TASK REQUIREMENTS:
Give all the lines below again, exactly, with no pictures.

DATASET ROWS:

- - -

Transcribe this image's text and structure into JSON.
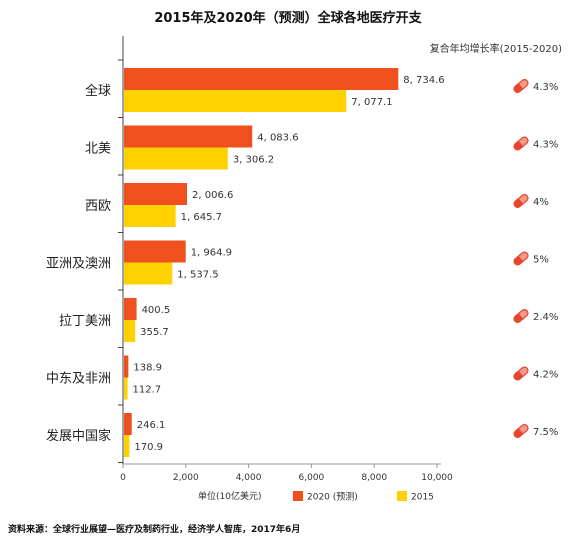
{
  "header": {
    "title": "2015年及2020年（预测）全球各地医疗开支",
    "cagr_label": "复合年均增长率(2015-2020)"
  },
  "footer": {
    "source": "资料来源：全球行业展望—医疗及制药行业，经济学人智库，2017年6月"
  },
  "chart_data": {
    "type": "bar",
    "orientation": "horizontal",
    "title": "2015年及2020年（预测）全球各地医疗开支",
    "categories": [
      "全球",
      "北美",
      "西欧",
      "亚洲及澳洲",
      "拉丁美洲",
      "中东及非洲",
      "发展中国家"
    ],
    "series": [
      {
        "name": "2020 (预测)",
        "color": "#F0501E",
        "values": [
          8734.6,
          4083.6,
          2006.6,
          1964.9,
          400.5,
          138.9,
          246.1
        ],
        "labels": [
          "8, 734.6",
          "4, 083.6",
          "2, 006.6",
          "1, 964.9",
          "400.5",
          "138.9",
          "246.1"
        ]
      },
      {
        "name": "2015",
        "color": "#FFD100",
        "values": [
          7077.1,
          3306.2,
          1645.7,
          1537.5,
          355.7,
          112.7,
          170.9
        ],
        "labels": [
          "7, 077.1",
          "3, 306.2",
          "1, 645.7",
          "1, 537.5",
          "355.7",
          "112.7",
          "170.9"
        ]
      }
    ],
    "cagr": [
      "4.3%",
      "4.3%",
      "4%",
      "5%",
      "2.4%",
      "4.2%",
      "7.5%"
    ],
    "xlim": [
      0,
      10000
    ],
    "xticks": [
      0,
      2000,
      4000,
      6000,
      8000,
      10000
    ],
    "xtick_labels": [
      "0",
      "2,000",
      "4,000",
      "6,000",
      "8,000",
      "10,000"
    ],
    "xlabel": "单位(10亿美元)",
    "legend_position": "bottom",
    "grid": false
  },
  "icon": "pill-icon",
  "icon_colors": {
    "primary": "#E8452C",
    "secondary": "#ffffff"
  }
}
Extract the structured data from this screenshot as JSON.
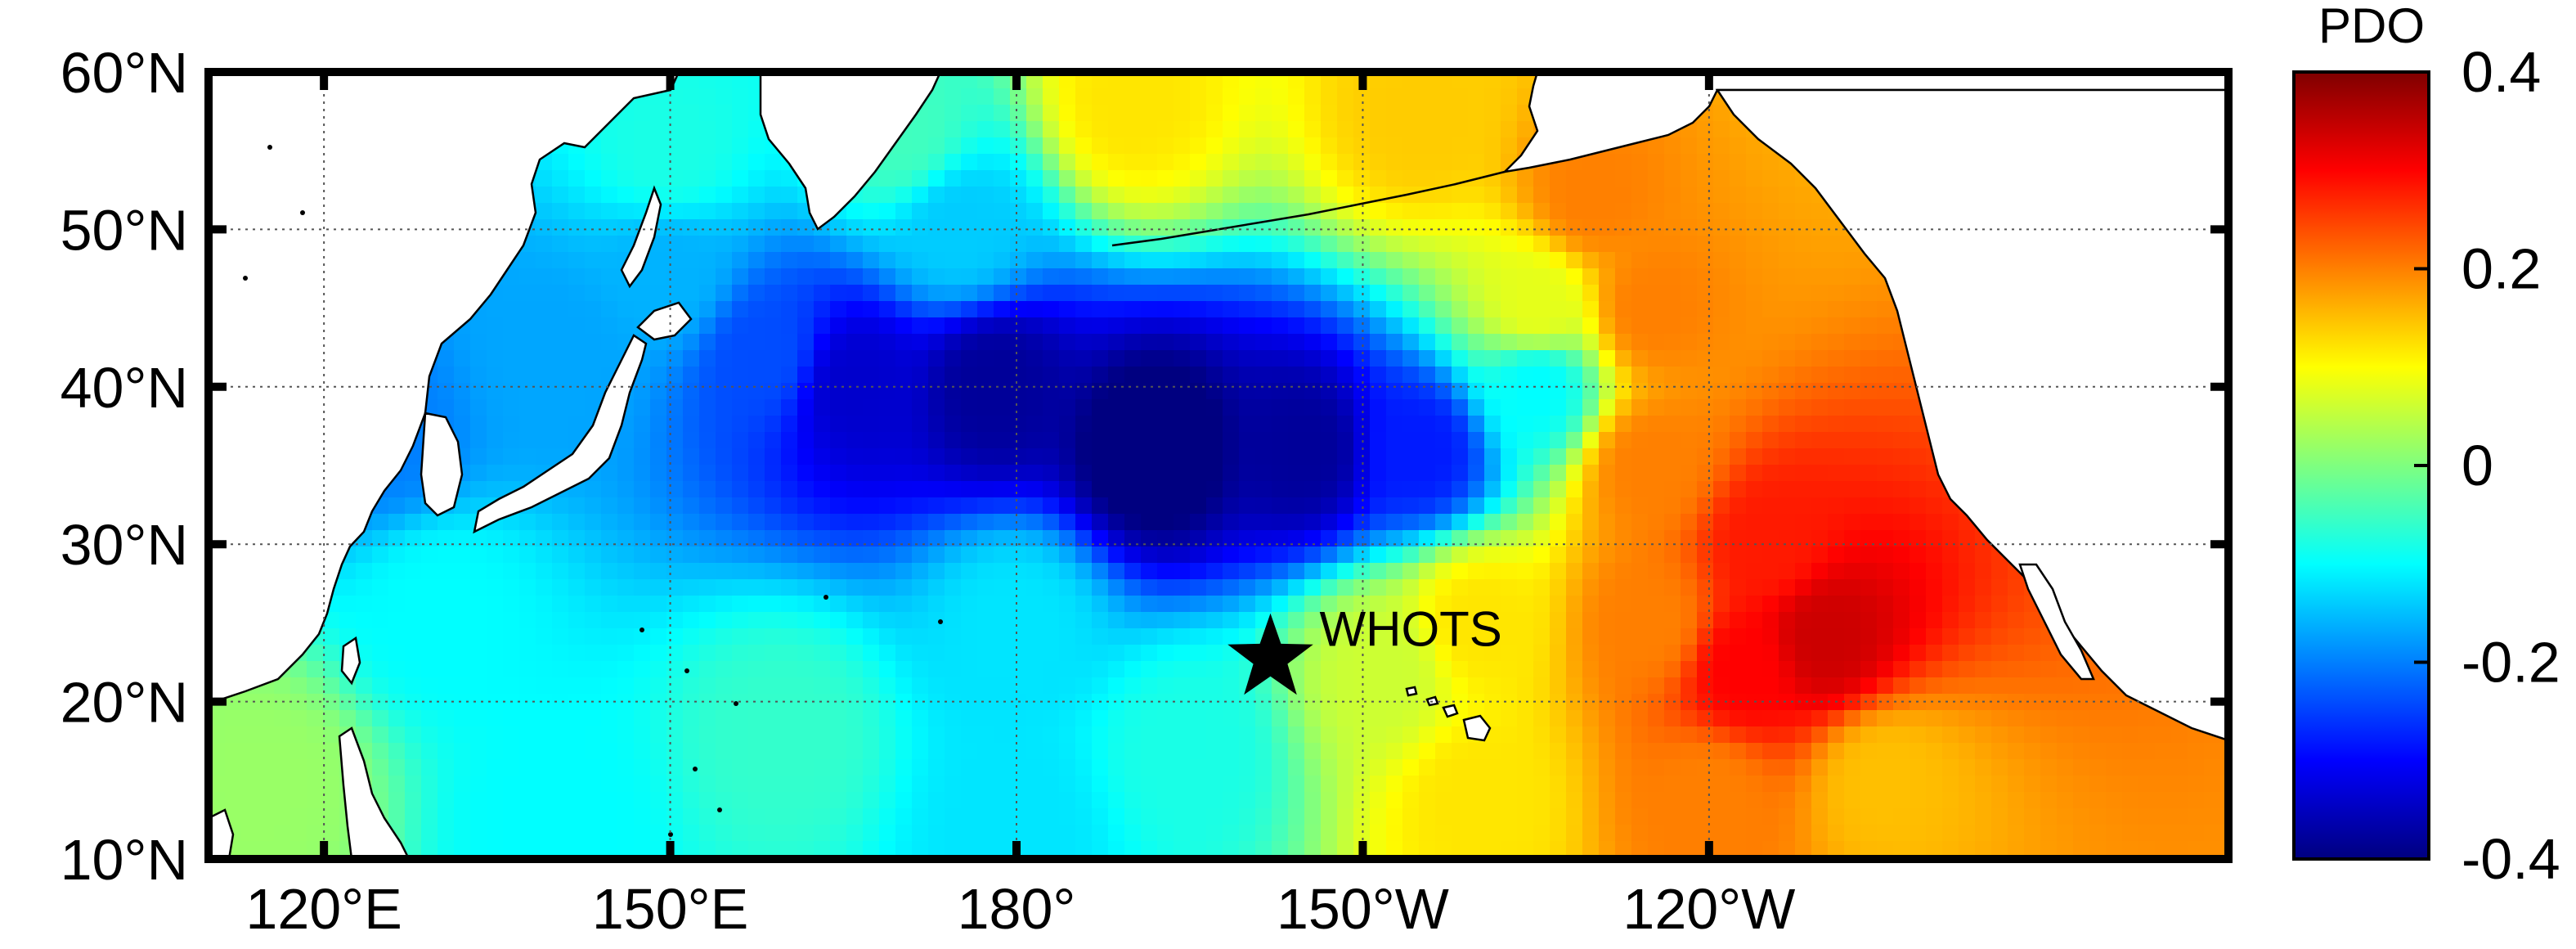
{
  "map": {
    "lon_range": [
      110,
      285
    ],
    "lat_range": [
      10,
      60
    ],
    "lon_ticks": [
      {
        "value": 120,
        "label": "120°E"
      },
      {
        "value": 150,
        "label": "150°E"
      },
      {
        "value": 180,
        "label": "180°"
      },
      {
        "value": 210,
        "label": "150°W"
      },
      {
        "value": 240,
        "label": "120°W"
      }
    ],
    "lat_ticks": [
      {
        "value": 10,
        "label": "10°N"
      },
      {
        "value": 20,
        "label": "20°N"
      },
      {
        "value": 30,
        "label": "30°N"
      },
      {
        "value": 40,
        "label": "40°N"
      },
      {
        "value": 50,
        "label": "50°N"
      },
      {
        "value": 60,
        "label": "60°N"
      }
    ],
    "grid": true,
    "grid_lines_lon": [
      120,
      150,
      180,
      210,
      240
    ],
    "grid_lines_lat": [
      20,
      30,
      40,
      50
    ]
  },
  "colorbar": {
    "title": "PDO",
    "range": [
      -0.4,
      0.4
    ],
    "colormap": "jet",
    "ticks": [
      {
        "value": 0.4,
        "label": "0.4"
      },
      {
        "value": 0.2,
        "label": "0.2"
      },
      {
        "value": 0,
        "label": "0"
      },
      {
        "value": -0.2,
        "label": "-0.2"
      },
      {
        "value": -0.4,
        "label": "-0.4"
      }
    ]
  },
  "marker": {
    "label": "WHOTS",
    "lon": 202,
    "lat": 22.75,
    "symbol": "star-icon"
  },
  "field_anomalies": [
    {
      "lon": 192,
      "lat": 36,
      "value": -0.42
    },
    {
      "lon": 178,
      "lat": 40,
      "value": -0.38
    },
    {
      "lon": 166,
      "lat": 40,
      "value": -0.34
    },
    {
      "lon": 205,
      "lat": 36,
      "value": -0.38
    },
    {
      "lon": 215,
      "lat": 36,
      "value": -0.28
    },
    {
      "lon": 225,
      "lat": 40,
      "value": -0.1
    },
    {
      "lon": 158,
      "lat": 42,
      "value": -0.24
    },
    {
      "lon": 150,
      "lat": 47,
      "value": -0.16
    },
    {
      "lon": 140,
      "lat": 42,
      "value": -0.17
    },
    {
      "lon": 125,
      "lat": 37,
      "value": -0.2
    },
    {
      "lon": 175,
      "lat": 50,
      "value": -0.14
    },
    {
      "lon": 170,
      "lat": 56,
      "value": -0.05
    },
    {
      "lon": 150,
      "lat": 55,
      "value": -0.08
    },
    {
      "lon": 130,
      "lat": 26,
      "value": -0.1
    },
    {
      "lon": 180,
      "lat": 25,
      "value": -0.12
    },
    {
      "lon": 160,
      "lat": 18,
      "value": -0.06
    },
    {
      "lon": 195,
      "lat": 17,
      "value": -0.08
    },
    {
      "lon": 180,
      "lat": 12,
      "value": -0.12
    },
    {
      "lon": 140,
      "lat": 12,
      "value": -0.1
    },
    {
      "lon": 115,
      "lat": 15,
      "value": 0.02
    },
    {
      "lon": 190,
      "lat": 58,
      "value": 0.12
    },
    {
      "lon": 215,
      "lat": 57,
      "value": 0.14
    },
    {
      "lon": 230,
      "lat": 52,
      "value": 0.2
    },
    {
      "lon": 235,
      "lat": 45,
      "value": 0.2
    },
    {
      "lon": 235,
      "lat": 35,
      "value": 0.2
    },
    {
      "lon": 245,
      "lat": 30,
      "value": 0.28
    },
    {
      "lon": 250,
      "lat": 24,
      "value": 0.34
    },
    {
      "lon": 243,
      "lat": 22,
      "value": 0.3
    },
    {
      "lon": 235,
      "lat": 25,
      "value": 0.2
    },
    {
      "lon": 220,
      "lat": 25,
      "value": 0.12
    },
    {
      "lon": 212,
      "lat": 22,
      "value": 0.06
    },
    {
      "lon": 220,
      "lat": 14,
      "value": 0.12
    },
    {
      "lon": 240,
      "lat": 14,
      "value": 0.2
    },
    {
      "lon": 255,
      "lat": 15,
      "value": 0.15
    },
    {
      "lon": 225,
      "lat": 45,
      "value": 0.08
    }
  ]
}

- - -

EXERCISE RESPONSE:
Transcribe this image's text and structure into JSON.
{
  "header": {
    "title": "2015年及2020年（预测）全球各地医疗开支",
    "cagr_label": "复合年均增长率(2015-2020)"
  },
  "footer": {
    "source": "资料来源：全球行业展望—医疗及制药行业，经济学人智库，2017年6月"
  },
  "chart_data": {
    "type": "bar",
    "orientation": "horizontal",
    "title": "2015年及2020年（预测）全球各地医疗开支",
    "categories": [
      "全球",
      "北美",
      "西欧",
      "亚洲及澳洲",
      "拉丁美洲",
      "中东及非洲",
      "发展中国家"
    ],
    "series": [
      {
        "name": "2020 (预测)",
        "color": "#F0501E",
        "values": [
          8734.6,
          4083.6,
          2006.6,
          1964.9,
          400.5,
          138.9,
          246.1
        ],
        "labels": [
          "8, 734.6",
          "4, 083.6",
          "2, 006.6",
          "1, 964.9",
          "400.5",
          "138.9",
          "246.1"
        ]
      },
      {
        "name": "2015",
        "color": "#FFD100",
        "values": [
          7077.1,
          3306.2,
          1645.7,
          1537.5,
          355.7,
          112.7,
          170.9
        ],
        "labels": [
          "7, 077.1",
          "3, 306.2",
          "1, 645.7",
          "1, 537.5",
          "355.7",
          "112.7",
          "170.9"
        ]
      }
    ],
    "cagr": [
      "4.3%",
      "4.3%",
      "4%",
      "5%",
      "2.4%",
      "4.2%",
      "7.5%"
    ],
    "xlim": [
      0,
      10000
    ],
    "xticks": [
      0,
      2000,
      4000,
      6000,
      8000,
      10000
    ],
    "xtick_labels": [
      "0",
      "2,000",
      "4,000",
      "6,000",
      "8,000",
      "10,000"
    ],
    "xlabel": "单位(10亿美元)",
    "legend_position": "bottom",
    "grid": false
  },
  "icon": "pill-icon",
  "icon_colors": {
    "primary": "#E8452C",
    "secondary": "#ffffff"
  }
}
Extract the structured data from this screenshot as JSON.
{
  "map": {
    "lon_range": [
      110,
      285
    ],
    "lat_range": [
      10,
      60
    ],
    "lon_ticks": [
      {
        "value": 120,
        "label": "120°E"
      },
      {
        "value": 150,
        "label": "150°E"
      },
      {
        "value": 180,
        "label": "180°"
      },
      {
        "value": 210,
        "label": "150°W"
      },
      {
        "value": 240,
        "label": "120°W"
      }
    ],
    "lat_ticks": [
      {
        "value": 10,
        "label": "10°N"
      },
      {
        "value": 20,
        "label": "20°N"
      },
      {
        "value": 30,
        "label": "30°N"
      },
      {
        "value": 40,
        "label": "40°N"
      },
      {
        "value": 50,
        "label": "50°N"
      },
      {
        "value": 60,
        "label": "60°N"
      }
    ],
    "grid": true,
    "grid_lines_lon": [
      120,
      150,
      180,
      210,
      240
    ],
    "grid_lines_lat": [
      20,
      30,
      40,
      50
    ]
  },
  "colorbar": {
    "title": "PDO",
    "range": [
      -0.4,
      0.4
    ],
    "colormap": "jet",
    "ticks": [
      {
        "value": 0.4,
        "label": "0.4"
      },
      {
        "value": 0.2,
        "label": "0.2"
      },
      {
        "value": 0,
        "label": "0"
      },
      {
        "value": -0.2,
        "label": "-0.2"
      },
      {
        "value": -0.4,
        "label": "-0.4"
      }
    ]
  },
  "marker": {
    "label": "WHOTS",
    "lon": 202,
    "lat": 22.75,
    "symbol": "star-icon"
  },
  "field_anomalies": [
    {
      "lon": 192,
      "lat": 36,
      "value": -0.42
    },
    {
      "lon": 178,
      "lat": 40,
      "value": -0.38
    },
    {
      "lon": 166,
      "lat": 40,
      "value": -0.34
    },
    {
      "lon": 205,
      "lat": 36,
      "value": -0.38
    },
    {
      "lon": 215,
      "lat": 36,
      "value": -0.28
    },
    {
      "lon": 225,
      "lat": 40,
      "value": -0.1
    },
    {
      "lon": 158,
      "lat": 42,
      "value": -0.24
    },
    {
      "lon": 150,
      "lat": 47,
      "value": -0.16
    },
    {
      "lon": 140,
      "lat": 42,
      "value": -0.17
    },
    {
      "lon": 125,
      "lat": 37,
      "value": -0.2
    },
    {
      "lon": 175,
      "lat": 50,
      "value": -0.14
    },
    {
      "lon": 170,
      "lat": 56,
      "value": -0.05
    },
    {
      "lon": 150,
      "lat": 55,
      "value": -0.08
    },
    {
      "lon": 130,
      "lat": 26,
      "value": -0.1
    },
    {
      "lon": 180,
      "lat": 25,
      "value": -0.12
    },
    {
      "lon": 160,
      "lat": 18,
      "value": -0.06
    },
    {
      "lon": 195,
      "lat": 17,
      "value": -0.08
    },
    {
      "lon": 180,
      "lat": 12,
      "value": -0.12
    },
    {
      "lon": 140,
      "lat": 12,
      "value": -0.1
    },
    {
      "lon": 115,
      "lat": 15,
      "value": 0.02
    },
    {
      "lon": 190,
      "lat": 58,
      "value": 0.12
    },
    {
      "lon": 215,
      "lat": 57,
      "value": 0.14
    },
    {
      "lon": 230,
      "lat": 52,
      "value": 0.2
    },
    {
      "lon": 235,
      "lat": 45,
      "value": 0.2
    },
    {
      "lon": 235,
      "lat": 35,
      "value": 0.2
    },
    {
      "lon": 245,
      "lat": 30,
      "value": 0.28
    },
    {
      "lon": 250,
      "lat": 24,
      "value": 0.34
    },
    {
      "lon": 243,
      "lat": 22,
      "value": 0.3
    },
    {
      "lon": 235,
      "lat": 25,
      "value": 0.2
    },
    {
      "lon": 220,
      "lat": 25,
      "value": 0.12
    },
    {
      "lon": 212,
      "lat": 22,
      "value": 0.06
    },
    {
      "lon": 220,
      "lat": 14,
      "value": 0.12
    },
    {
      "lon": 240,
      "lat": 14,
      "value": 0.2
    },
    {
      "lon": 255,
      "lat": 15,
      "value": 0.15
    },
    {
      "lon": 225,
      "lat": 45,
      "value": 0.08
    }
  ]
}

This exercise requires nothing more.